| Stated task |
Leave out the pictures, and quote exactly the lines running from the one with "Give me a plain-text" through the last line of the entries below.

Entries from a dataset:
----------

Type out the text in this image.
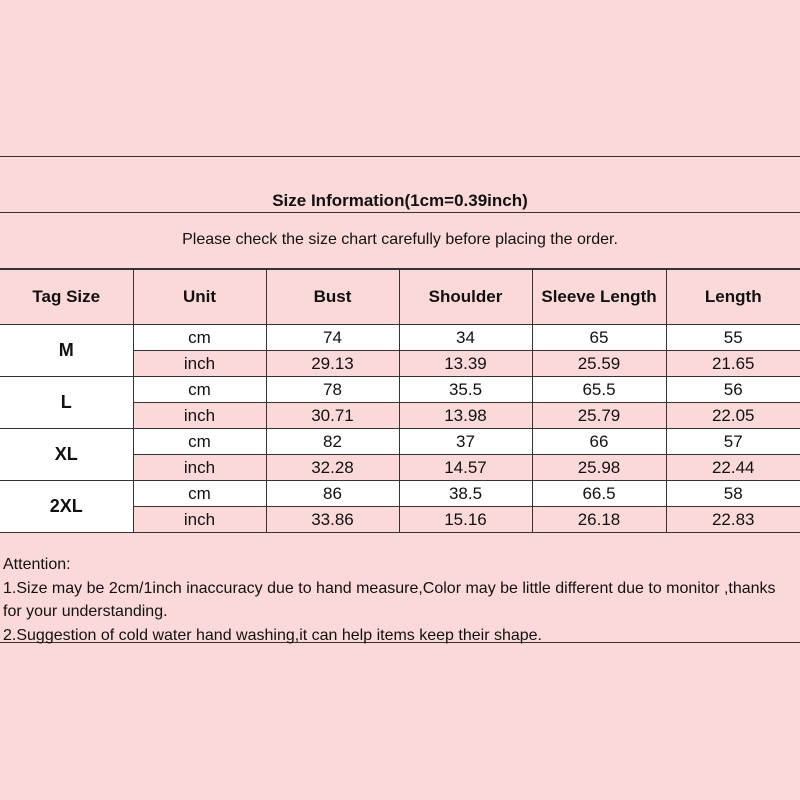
Size Information(1cm=0.39inch)
Please check the size chart carefully before placing the order.
Tag Size	Unit	Bust	Shoulder	Sleeve Length	Length
M	cm	74	34	65	55
	inch	29.13	13.39	25.59	21.65
L	cm	78	35.5	65.5	56
	inch	30.71	13.98	25.79	22.05
XL	cm	82	37	66	57
	inch	32.28	14.57	25.98	22.44
2XL	cm	86	38.5	66.5	58
	inch	33.86	15.16	26.18	22.83
Attention:
1.Size may be 2cm/1inch inaccuracy due to hand measure,Color may be little different due to monitor ,thanks for your understanding.
2.Suggestion of cold water hand washing,it can help items keep their shape.
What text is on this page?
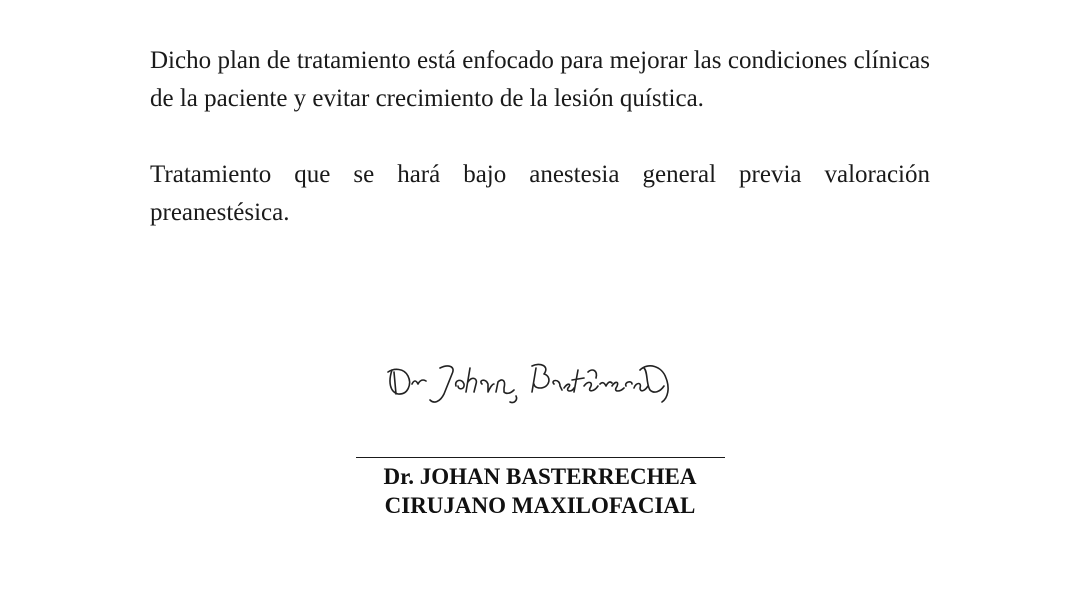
Dicho plan de tratamiento está enfocado para mejorar las condiciones clínicas de la paciente y evitar crecimiento de la lesión quística.

Tratamiento que se hará bajo anestesia general previa valoración preanestésica.

Dr. JOHAN BASTERRECHEA
CIRUJANO MAXILOFACIAL
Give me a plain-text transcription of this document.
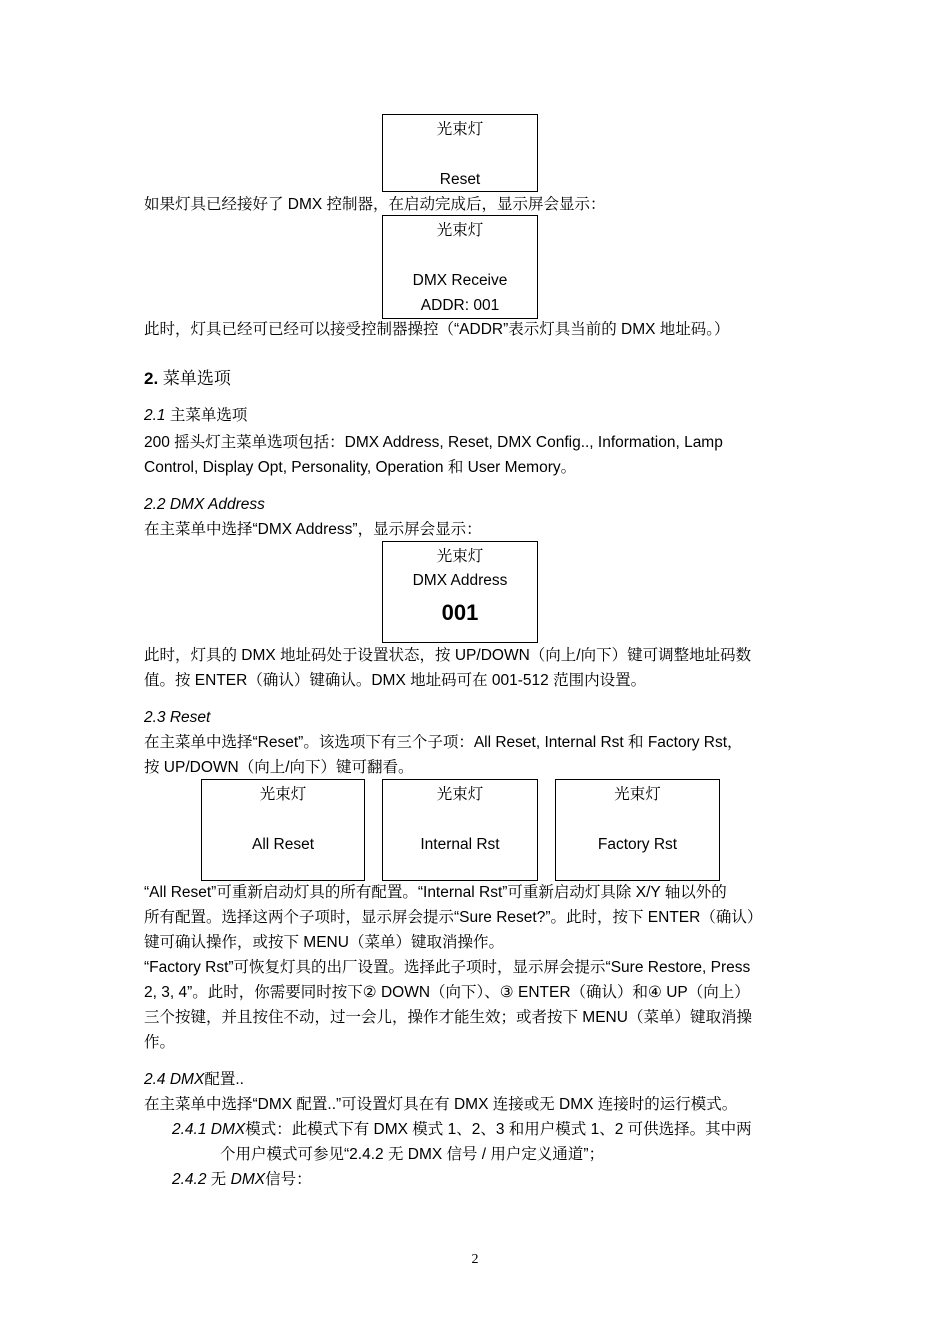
光束灯
Reset
如果灯具已经接好了 DMX 控制器，在启动完成后，显示屏会显示：
光束灯
DMX Receive
ADDR: 001
此时，灯具已经可已经可以接受控制器操控（“ADDR”表示灯具当前的 DMX 地址码。）
2. 菜单选项
2.1 主菜单选项
200 摇头灯主菜单选项包括：DMX Address, Reset, DMX Config.., Information, Lamp
Control, Display Opt, Personality, Operation 和 User Memory。
2.2 DMX Address
在主菜单中选择“DMX Address”，显示屏会显示：
光束灯
DMX Address
001
此时，灯具的 DMX 地址码处于设置状态，按 UP/DOWN（向上/向下）键可调整地址码数
值。按 ENTER（确认）键确认。DMX 地址码可在 001-512 范围内设置。
2.3 Reset
在主菜单中选择“Reset”。该选项下有三个子项：All Reset, Internal Rst 和 Factory Rst，
按 UP/DOWN（向上/向下）键可翻看。
光束灯
All Reset
光束灯
Internal Rst
光束灯
Factory Rst
“All Reset”可重新启动灯具的所有配置。“Internal Rst”可重新启动灯具除 X/Y 轴以外的
所有配置。选择这两个子项时，显示屏会提示“Sure Reset?”。此时，按下 ENTER（确认）
键可确认操作，或按下 MENU（菜单）键取消操作。
“Factory Rst”可恢复灯具的出厂设置。选择此子项时，显示屏会提示“Sure Restore, Press
2, 3, 4”。此时，你需要同时按下② DOWN（向下）、③ ENTER（确认）和④ UP（向上）
三个按键，并且按住不动，过一会儿，操作才能生效；或者按下 MENU（菜单）键取消操
作。
2.4 DMX配置..
在主菜单中选择“DMX 配置..”可设置灯具在有 DMX 连接或无 DMX 连接时的运行模式。
2.4.1 DMX模式：此模式下有 DMX 模式 1、2、3 和用户模式 1、2 可供选择。其中两
个用户模式可参见“2.4.2 无 DMX 信号 / 用户定义通道”；
2.4.2 无 DMX信号：
2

----------

| The result |
Give me a plain-text transcription of this document.
光束灯
Reset
如果灯具已经接好了 DMX 控制器，在启动完成后，显示屏会显示：
光束灯
DMX Receive
ADDR: 001
此时，灯具已经可已经可以接受控制器操控（“ADDR”表示灯具当前的 DMX 地址码。）
2. 菜单选项
2.1 主菜单选项
200 摇头灯主菜单选项包括：DMX Address, Reset, DMX Config.., Information, Lamp
Control, Display Opt, Personality, Operation 和 User Memory。
2.2 DMX Address
在主菜单中选择“DMX Address”，显示屏会显示：
光束灯
DMX Address
001
此时，灯具的 DMX 地址码处于设置状态，按 UP/DOWN（向上/向下）键可调整地址码数
值。按 ENTER（确认）键确认。DMX 地址码可在 001-512 范围内设置。
2.3 Reset
在主菜单中选择“Reset”。该选项下有三个子项：All Reset, Internal Rst 和 Factory Rst，
按 UP/DOWN（向上/向下）键可翻看。
光束灯
All Reset
光束灯
Internal Rst
光束灯
Factory Rst
“All Reset”可重新启动灯具的所有配置。“Internal Rst”可重新启动灯具除 X/Y 轴以外的
所有配置。选择这两个子项时，显示屏会提示“Sure Reset?”。此时，按下 ENTER（确认）
键可确认操作，或按下 MENU（菜单）键取消操作。
“Factory Rst”可恢复灯具的出厂设置。选择此子项时，显示屏会提示“Sure Restore, Press
2, 3, 4”。此时，你需要同时按下② DOWN（向下）、③ ENTER（确认）和④ UP（向上）
三个按键，并且按住不动，过一会儿，操作才能生效；或者按下 MENU（菜单）键取消操
作。
2.4 DMX配置..
在主菜单中选择“DMX 配置..”可设置灯具在有 DMX 连接或无 DMX 连接时的运行模式。
2.4.1 DMX模式：此模式下有 DMX 模式 1、2、3 和用户模式 1、2 可供选择。其中两
个用户模式可参见“2.4.2 无 DMX 信号 / 用户定义通道”；
2.4.2 无 DMX信号：
2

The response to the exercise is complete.